Your task
Transcribe the listing word for word.

### Supplied entries ###

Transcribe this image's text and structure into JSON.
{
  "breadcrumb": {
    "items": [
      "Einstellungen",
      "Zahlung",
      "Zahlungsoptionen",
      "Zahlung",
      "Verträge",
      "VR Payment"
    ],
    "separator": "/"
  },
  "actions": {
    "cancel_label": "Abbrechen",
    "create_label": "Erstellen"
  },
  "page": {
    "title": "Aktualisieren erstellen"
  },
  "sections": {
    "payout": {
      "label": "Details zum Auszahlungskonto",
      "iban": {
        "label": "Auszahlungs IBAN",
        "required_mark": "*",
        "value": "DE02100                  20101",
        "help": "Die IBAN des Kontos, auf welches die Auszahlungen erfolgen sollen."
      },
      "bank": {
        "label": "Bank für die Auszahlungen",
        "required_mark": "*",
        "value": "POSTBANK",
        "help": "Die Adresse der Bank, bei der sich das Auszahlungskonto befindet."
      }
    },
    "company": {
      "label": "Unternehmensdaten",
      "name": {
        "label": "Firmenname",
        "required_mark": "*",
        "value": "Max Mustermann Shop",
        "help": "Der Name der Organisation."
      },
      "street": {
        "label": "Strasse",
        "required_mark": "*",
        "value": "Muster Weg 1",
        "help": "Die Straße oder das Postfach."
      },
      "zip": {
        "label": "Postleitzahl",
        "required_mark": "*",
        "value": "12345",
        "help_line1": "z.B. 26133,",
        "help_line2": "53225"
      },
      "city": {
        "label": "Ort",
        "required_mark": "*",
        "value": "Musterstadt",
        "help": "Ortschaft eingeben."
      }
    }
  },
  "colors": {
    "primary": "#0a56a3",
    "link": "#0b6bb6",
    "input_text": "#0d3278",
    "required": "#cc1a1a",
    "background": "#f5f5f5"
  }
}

###

Complete response
Transcribe this image's text and structure into JSON.
{
  "breadcrumb": {
    "items": [
      "Einstellungen",
      "Zahlung",
      "Zahlungsoptionen",
      "Zahlung",
      "Verträge",
      "VR Payment"
    ],
    "separator": "/"
  },
  "actions": {
    "cancel_label": "Abbrechen",
    "create_label": "Erstellen"
  },
  "page": {
    "title": "Aktualisieren erstellen"
  },
  "sections": {
    "payout": {
      "label": "Details zum Auszahlungskonto",
      "iban": {
        "label": "Auszahlungs IBAN",
        "required_mark": "*",
        "value": "DE02100                  20101",
        "help": "Die IBAN des Kontos, auf welches die Auszahlungen erfolgen sollen."
      },
      "bank": {
        "label": "Bank für die Auszahlungen",
        "required_mark": "*",
        "value": "POSTBANK",
        "help": "Die Adresse der Bank, bei der sich das Auszahlungskonto befindet."
      }
    },
    "company": {
      "label": "Unternehmensdaten",
      "name": {
        "label": "Firmenname",
        "required_mark": "*",
        "value": "Max Mustermann Shop",
        "help": "Der Name der Organisation."
      },
      "street": {
        "label": "Strasse",
        "required_mark": "*",
        "value": "Muster Weg 1",
        "help": "Die Straße oder das Postfach."
      },
      "zip": {
        "label": "Postleitzahl",
        "required_mark": "*",
        "value": "12345",
        "help_line1": "z.B. 26133,",
        "help_line2": "53225"
      },
      "city": {
        "label": "Ort",
        "required_mark": "*",
        "value": "Musterstadt",
        "help": "Ortschaft eingeben."
      }
    }
  },
  "colors": {
    "primary": "#0a56a3",
    "link": "#0b6bb6",
    "input_text": "#0d3278",
    "required": "#cc1a1a",
    "background": "#f5f5f5"
  }
}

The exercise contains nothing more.